▶ **What is being asked**:
Reproduce the data below line for line, omitting the pictures.

[start of Data provided]

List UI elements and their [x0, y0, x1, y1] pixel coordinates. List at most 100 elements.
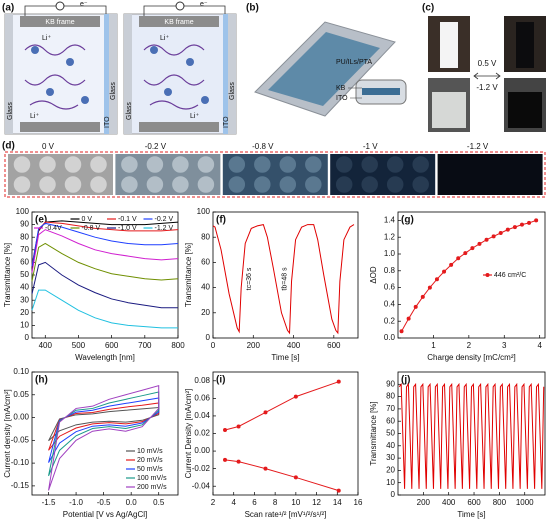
legend-label: -0.1 V — [118, 216, 137, 223]
legend-label: 446 cm²/C — [494, 272, 526, 279]
dish — [88, 174, 109, 195]
x-tick-label: 2 — [211, 498, 216, 507]
x-tick-label: 14 — [333, 498, 342, 507]
marker — [442, 269, 447, 274]
marker — [527, 220, 532, 225]
y-tick-label: 0.06 — [194, 393, 210, 402]
y-tick-label: 80 — [20, 232, 29, 241]
panel-label: (h) — [35, 375, 48, 386]
y-tick-label: 0.00 — [194, 446, 210, 455]
glass — [5, 14, 13, 134]
dish — [63, 174, 83, 195]
x-tick-label: -1.5 — [42, 498, 56, 507]
y-tick-label: 20 — [201, 308, 210, 317]
kb-bar — [139, 16, 219, 27]
marker — [336, 379, 341, 384]
y-tick-label: 20 — [386, 466, 395, 475]
photo-beaker — [508, 92, 542, 128]
y-tick-label: 50 — [386, 429, 395, 438]
marker — [449, 262, 454, 267]
x-tick-label: 6 — [252, 498, 257, 507]
y-tick-label: 90 — [20, 220, 29, 229]
y-tick-label: 30 — [20, 295, 29, 304]
y-tick-label: 0.10 — [13, 367, 29, 376]
marker — [263, 410, 268, 415]
x-tick-label: 0.0 — [126, 498, 138, 507]
panel-d: (d) — [2, 141, 546, 198]
voltage-label: 0 V — [42, 142, 55, 151]
marker — [427, 285, 432, 290]
x-axis-label: Time [s] — [271, 353, 299, 362]
dish — [252, 154, 273, 175]
y-tick-label: 0.6 — [384, 283, 396, 292]
y-tick-label: 60 — [386, 416, 395, 425]
y-tick-label: 50 — [20, 270, 29, 279]
series-line — [212, 224, 355, 335]
voltage-label: -1.2 V — [476, 83, 498, 92]
y-tick-label: 0.2 — [384, 316, 396, 325]
marker — [420, 294, 425, 299]
dish — [12, 154, 32, 175]
marker — [236, 459, 241, 464]
dish — [63, 154, 83, 175]
y-tick-label: 70 — [20, 245, 29, 254]
panel-label: (c) — [422, 3, 434, 14]
x-tick-label: 8 — [273, 498, 278, 507]
dish — [278, 154, 298, 175]
kb-label: KB frame — [45, 19, 74, 26]
photo-beaker — [432, 92, 466, 128]
panel-label: (f) — [216, 215, 226, 226]
plot-frame — [397, 211, 546, 339]
dish — [278, 174, 298, 195]
marker — [293, 394, 298, 399]
voltage-label: -1 V — [363, 142, 378, 151]
panel-label: (b) — [246, 3, 259, 14]
y-tick-label: -0.05 — [11, 435, 30, 444]
y-axis-label: Current Density [mA/cm²] — [184, 389, 193, 479]
kb-label: KB frame — [164, 19, 193, 26]
dish — [196, 154, 216, 175]
marker — [491, 234, 496, 239]
panel-label: (d) — [2, 141, 15, 152]
dish — [303, 174, 324, 195]
y-tick-label: 0 — [25, 333, 30, 342]
series-line — [31, 242, 179, 282]
cell-box — [4, 13, 118, 135]
y-tick-label: 0 — [391, 490, 396, 499]
y-tick-label: 70 — [386, 404, 395, 413]
x-tick-label: -1.0 — [69, 498, 83, 507]
y-tick-label: 0.02 — [194, 429, 210, 438]
dish — [119, 154, 140, 175]
marker — [413, 304, 418, 309]
y-tick-label: 20 — [20, 308, 29, 317]
marker — [456, 256, 461, 261]
y-tick-label: 100 — [16, 207, 30, 216]
panel-label: (j) — [401, 375, 410, 386]
voltage-label: -0.8 V — [252, 142, 274, 151]
kb-label: KB — [336, 85, 346, 92]
marker — [399, 329, 404, 334]
dish — [227, 174, 247, 195]
legend-label: 10 mV/s — [137, 448, 163, 455]
x-tick-label: 700 — [138, 341, 152, 350]
glass-label: Glass — [126, 102, 133, 120]
legend-label: 200 mV/s — [137, 484, 167, 491]
photo-film — [516, 22, 534, 68]
y-tick-label: 80 — [201, 232, 210, 241]
marker — [236, 424, 241, 429]
glass — [109, 14, 117, 134]
dish — [196, 174, 216, 195]
x-tick-label: 12 — [312, 498, 321, 507]
dish — [145, 154, 165, 175]
marker — [463, 251, 468, 256]
dish — [37, 154, 58, 175]
x-tick-label: 4 — [537, 341, 542, 350]
dish — [303, 154, 324, 175]
dish — [170, 154, 191, 175]
x-tick-label: 800 — [493, 498, 507, 507]
y-axis-label: Transmittance [%] — [3, 243, 12, 307]
dish — [359, 174, 380, 195]
marker — [223, 427, 228, 432]
panel-label: (i) — [216, 375, 225, 386]
y-tick-label: 0.0 — [384, 333, 396, 342]
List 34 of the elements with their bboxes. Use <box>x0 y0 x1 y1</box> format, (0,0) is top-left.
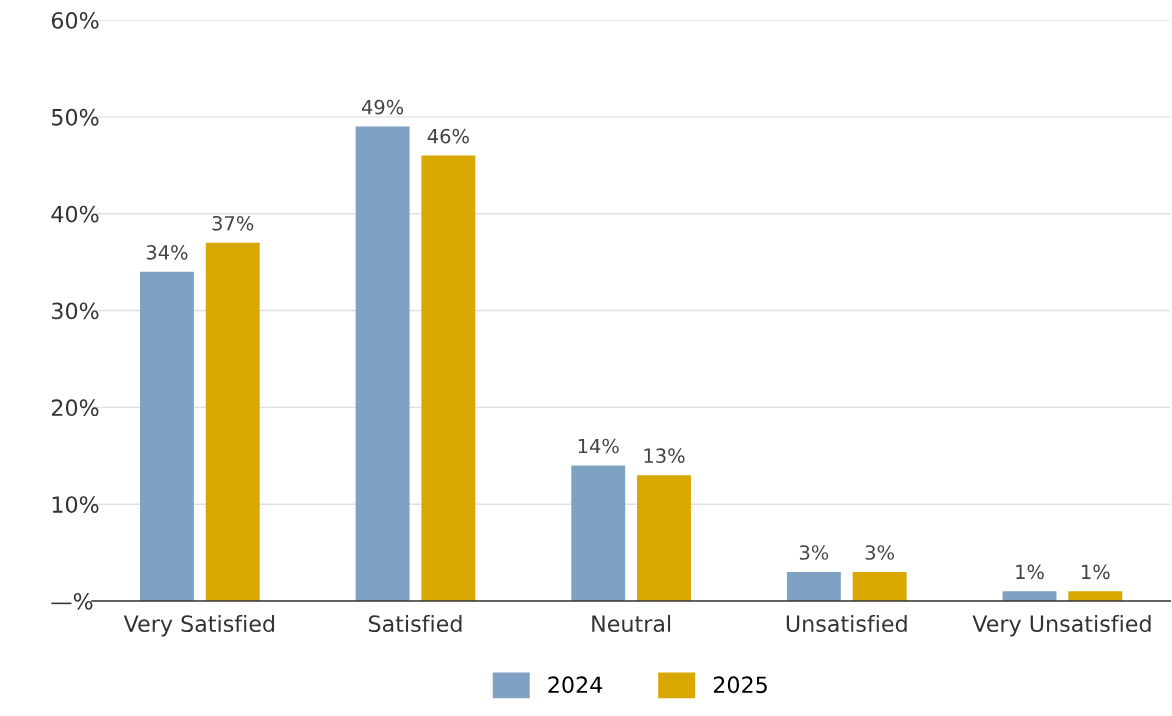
bar <box>355 126 410 602</box>
y-tick-label: 30% <box>52 302 99 320</box>
x-tick-label: Unsatisfied <box>786 614 907 633</box>
y-tick-label: 40% <box>51 205 99 223</box>
bar <box>1002 591 1057 602</box>
legend-label: 2024 <box>548 676 603 694</box>
data-label: 37% <box>212 215 254 231</box>
x-tick-label: Neutral <box>592 614 671 633</box>
data-label: 46% <box>427 128 469 144</box>
y-tick-label: 20% <box>51 399 99 417</box>
x-tick-label: Satisfied <box>368 614 462 633</box>
data-label: 34% <box>146 244 188 260</box>
data-label: 3% <box>865 545 895 560</box>
bar <box>205 242 260 602</box>
x-tick-label: Very Unsatisfied <box>972 614 1151 637</box>
bar <box>139 271 194 602</box>
bar <box>421 155 476 602</box>
data-label: 1% <box>1082 564 1110 580</box>
bar <box>571 465 626 602</box>
y-tick-label: 10% <box>52 496 99 513</box>
bar <box>637 475 691 602</box>
data-label: 3% <box>799 545 829 560</box>
data-label: 49% <box>361 99 404 115</box>
legend-label: 2025 <box>713 676 767 694</box>
data-label: 14% <box>578 438 619 454</box>
data-label: 13% <box>644 448 685 464</box>
bar <box>1068 591 1123 602</box>
x-tick-label: Very Satisfied <box>123 614 275 637</box>
y-tick-label: 50% <box>52 108 99 126</box>
bar <box>852 571 907 602</box>
y-tick-label: 60% <box>51 12 99 29</box>
data-label: 1% <box>1016 564 1044 580</box>
y-tick-label: —% <box>51 592 93 610</box>
bar <box>786 571 841 602</box>
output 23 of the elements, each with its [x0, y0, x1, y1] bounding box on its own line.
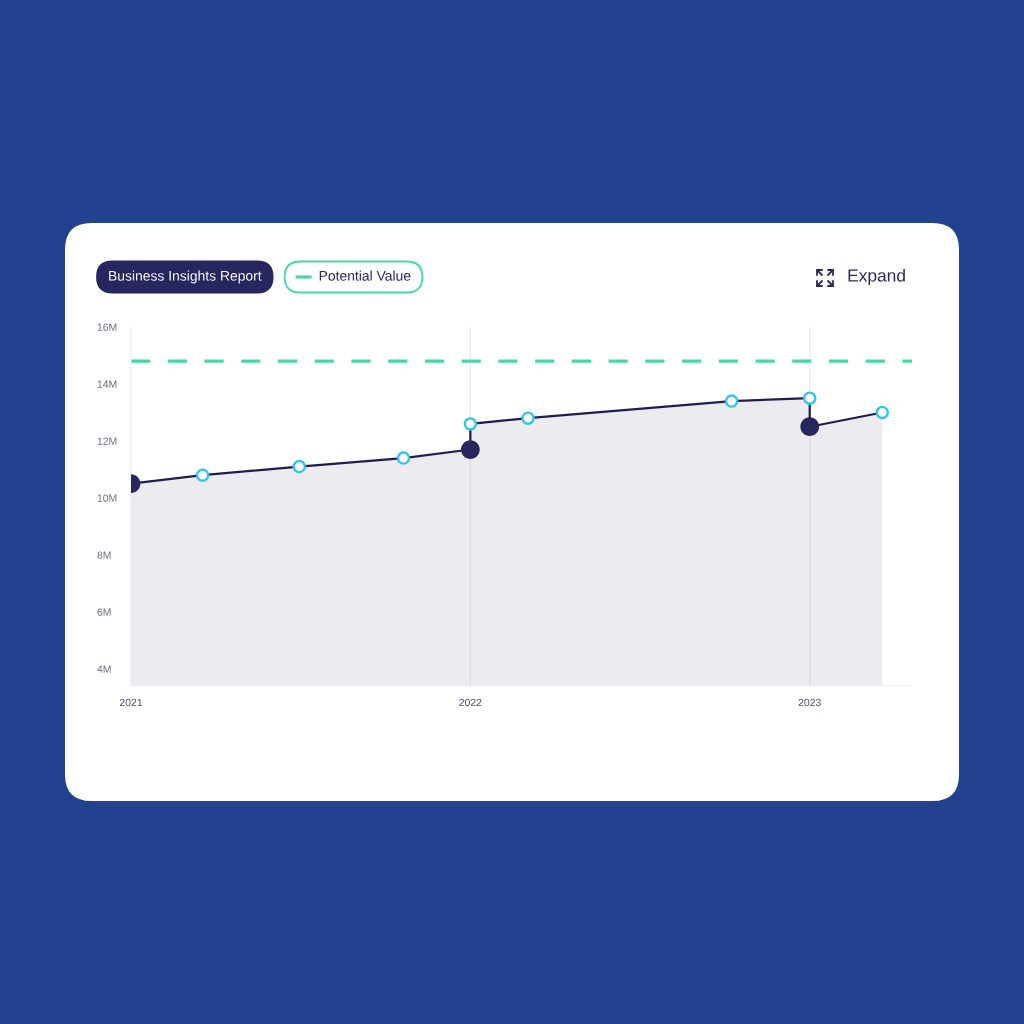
point [875, 405, 889, 420]
y-tick-label: 8M [97, 551, 111, 559]
point [724, 394, 739, 408]
y-tick-label: 14M [97, 380, 117, 388]
text: Expand [848, 268, 905, 286]
point [463, 417, 478, 431]
point [800, 417, 820, 437]
x-tick-label: 2022 [459, 698, 482, 707]
x-tick-label: 2021 [119, 698, 143, 707]
legend-label: Potential Value [319, 270, 411, 281]
y-tick-label: 10M [97, 494, 117, 502]
y-tick-label: 16M [97, 323, 117, 331]
text: Business Insights Report [109, 270, 262, 284]
point [292, 459, 307, 474]
y-tick-label: 4M [97, 665, 111, 673]
x-tick-label: 2023 [798, 698, 821, 707]
y-tick-label: 6M [97, 608, 111, 616]
point [521, 411, 535, 425]
point [460, 440, 480, 459]
y-tick-label: 12M [97, 437, 117, 445]
point [195, 468, 210, 482]
point [396, 451, 411, 465]
point [802, 391, 817, 405]
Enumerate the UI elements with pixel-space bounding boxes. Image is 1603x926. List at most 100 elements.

[end of Data provided]

▶ **Completed task**:
List UI elements and their [x0, y0, x1, y1] pixel coordinates. List at most 100 elements.
legend-label: -0.1 V — [118, 216, 137, 223]
legend-label: 446 cm²/C — [494, 272, 526, 279]
dish — [88, 174, 109, 195]
x-tick-label: 2 — [211, 498, 216, 507]
x-tick-label: 14 — [333, 498, 342, 507]
marker — [442, 269, 447, 274]
marker — [527, 220, 532, 225]
y-tick-label: 0.06 — [194, 393, 210, 402]
y-tick-label: 80 — [20, 232, 29, 241]
panel-label: (h) — [35, 375, 48, 386]
y-tick-label: 0.00 — [194, 446, 210, 455]
glass — [5, 14, 13, 134]
dish — [63, 174, 83, 195]
x-tick-label: -1.5 — [42, 498, 56, 507]
y-tick-label: 20 — [201, 308, 210, 317]
kb-bar — [139, 16, 219, 27]
marker — [336, 379, 341, 384]
y-tick-label: 20 — [386, 466, 395, 475]
photo-beaker — [508, 92, 542, 128]
y-tick-label: 50 — [386, 429, 395, 438]
marker — [449, 262, 454, 267]
x-tick-label: 6 — [252, 498, 257, 507]
y-tick-label: 90 — [20, 220, 29, 229]
y-tick-label: 30 — [20, 295, 29, 304]
y-tick-label: 0.10 — [13, 367, 29, 376]
marker — [263, 410, 268, 415]
x-tick-label: 0.0 — [126, 498, 138, 507]
panel-d: (d) — [2, 141, 546, 198]
voltage-label: 0 V — [42, 142, 55, 151]
marker — [427, 285, 432, 290]
x-axis-label: Time [s] — [271, 353, 299, 362]
dish — [252, 154, 273, 175]
y-tick-label: 0.6 — [384, 283, 396, 292]
y-tick-label: 60 — [386, 416, 395, 425]
y-tick-label: 50 — [20, 270, 29, 279]
series-line — [212, 224, 355, 335]
voltage-label: -1.2 V — [476, 83, 498, 92]
y-tick-label: 0.2 — [384, 316, 396, 325]
marker — [420, 294, 425, 299]
dish — [12, 154, 32, 175]
marker — [236, 459, 241, 464]
dish — [63, 154, 83, 175]
y-tick-label: 70 — [20, 245, 29, 254]
panel-label: (c) — [422, 3, 434, 14]
x-tick-label: 8 — [273, 498, 278, 507]
dish — [278, 154, 298, 175]
kb-label: KB frame — [45, 19, 74, 26]
photo-beaker — [432, 92, 466, 128]
panel-label: (f) — [216, 215, 226, 226]
plot-frame — [397, 211, 546, 339]
dish — [278, 174, 298, 195]
marker — [293, 394, 298, 399]
voltage-label: -1 V — [363, 142, 378, 151]
panel-label: (b) — [246, 3, 259, 14]
y-tick-label: -0.05 — [11, 435, 30, 444]
y-axis-label: Current Density [mA/cm²] — [184, 389, 193, 479]
kb-label: KB frame — [164, 19, 193, 26]
dish — [196, 154, 216, 175]
marker — [491, 234, 496, 239]
panel-label: (d) — [2, 141, 15, 152]
dish — [303, 174, 324, 195]
y-tick-label: 0 — [25, 333, 30, 342]
series-line — [31, 242, 179, 282]
cell-box — [4, 13, 118, 135]
y-tick-label: 0 — [391, 490, 396, 499]
y-tick-label: 70 — [386, 404, 395, 413]
x-tick-label: -1.0 — [69, 498, 83, 507]
y-tick-label: 0.02 — [194, 429, 210, 438]
dish — [119, 154, 140, 175]
marker — [413, 304, 418, 309]
y-tick-label: 20 — [20, 308, 29, 317]
marker — [456, 256, 461, 261]
y-tick-label: 100 — [16, 207, 30, 216]
panel-label: (j) — [401, 375, 410, 386]
voltage-label: -0.8 V — [252, 142, 274, 151]
kb-label: KB — [336, 85, 346, 92]
marker — [399, 329, 404, 334]
dish — [227, 174, 247, 195]
legend-label: 10 mV/s — [137, 448, 163, 455]
x-tick-label: 700 — [138, 341, 152, 350]
glass-label: Glass — [126, 102, 133, 120]
legend-label: 200 mV/s — [137, 484, 167, 491]
photo-film — [516, 22, 534, 68]
y-tick-label: 80 — [201, 232, 210, 241]
marker — [236, 424, 241, 429]
glass — [109, 14, 117, 134]
dish — [196, 174, 216, 195]
x-tick-label: 12 — [312, 498, 321, 507]
dish — [145, 154, 165, 175]
marker — [463, 251, 468, 256]
dish — [37, 154, 58, 175]
x-tick-label: 4 — [537, 341, 542, 350]
dish — [303, 154, 324, 175]
dish — [170, 154, 191, 175]
x-tick-label: 800 — [493, 498, 507, 507]
y-axis-label: Transmittance [%] — [3, 243, 12, 307]
dish — [359, 174, 380, 195]
marker — [223, 427, 228, 432]
panel-label: (i) — [216, 375, 225, 386]
y-tick-label: 0.0 — [384, 333, 396, 342]
List 34 of the elements with their bboxes. Use <box>x0 y0 x1 y1</box> format, (0,0) is top-left.
bar <box>355 126 410 602</box>
y-tick-label: 30% <box>52 302 99 320</box>
x-tick-label: Unsatisfied <box>786 614 907 633</box>
y-tick-label: 40% <box>51 205 99 223</box>
bar <box>1002 591 1057 602</box>
legend-label: 2024 <box>548 676 603 694</box>
data-label: 37% <box>212 215 254 231</box>
x-tick-label: Neutral <box>592 614 671 633</box>
data-label: 46% <box>427 128 469 144</box>
y-tick-label: 20% <box>51 399 99 417</box>
x-tick-label: Satisfied <box>368 614 462 633</box>
data-label: 34% <box>146 244 188 260</box>
data-label: 3% <box>865 545 895 560</box>
bar <box>205 242 260 602</box>
x-tick-label: Very Unsatisfied <box>972 614 1151 637</box>
bar <box>139 271 194 602</box>
bar <box>421 155 476 602</box>
data-label: 1% <box>1082 564 1110 580</box>
bar <box>571 465 626 602</box>
y-tick-label: 10% <box>52 496 99 513</box>
bar <box>637 475 691 602</box>
data-label: 3% <box>799 545 829 560</box>
data-label: 49% <box>361 99 404 115</box>
legend-label: 2025 <box>713 676 767 694</box>
data-label: 14% <box>578 438 619 454</box>
data-label: 13% <box>644 448 685 464</box>
bar <box>1068 591 1123 602</box>
x-tick-label: Very Satisfied <box>123 614 275 637</box>
y-tick-label: 50% <box>52 108 99 126</box>
bar <box>852 571 907 602</box>
y-tick-label: 60% <box>51 12 99 29</box>
data-label: 1% <box>1016 564 1044 580</box>
y-tick-label: —% <box>51 592 93 610</box>
bar <box>786 571 841 602</box>
output 23 of the elements, each with its [x0, y0, x1, y1] bounding box on its own line.
point [875, 405, 889, 420]
y-tick-label: 8M [97, 551, 111, 559]
point [724, 394, 739, 408]
y-tick-label: 14M [97, 380, 117, 388]
text: Expand [848, 268, 905, 286]
point [463, 417, 478, 431]
point [800, 417, 820, 437]
x-tick-label: 2022 [459, 698, 482, 707]
x-tick-label: 2021 [119, 698, 143, 707]
legend-label: Potential Value [319, 270, 411, 281]
y-tick-label: 10M [97, 494, 117, 502]
y-tick-label: 16M [97, 323, 117, 331]
text: Business Insights Report [109, 270, 262, 284]
point [292, 459, 307, 474]
y-tick-label: 4M [97, 665, 111, 673]
x-tick-label: 2023 [798, 698, 821, 707]
y-tick-label: 6M [97, 608, 111, 616]
point [521, 411, 535, 425]
point [460, 440, 480, 459]
y-tick-label: 12M [97, 437, 117, 445]
point [195, 468, 210, 482]
point [396, 451, 411, 465]
point [802, 391, 817, 405]
Enumerate the UI elements with pixel-space bounding boxes. Image is 1603x926. List at most 100 elements.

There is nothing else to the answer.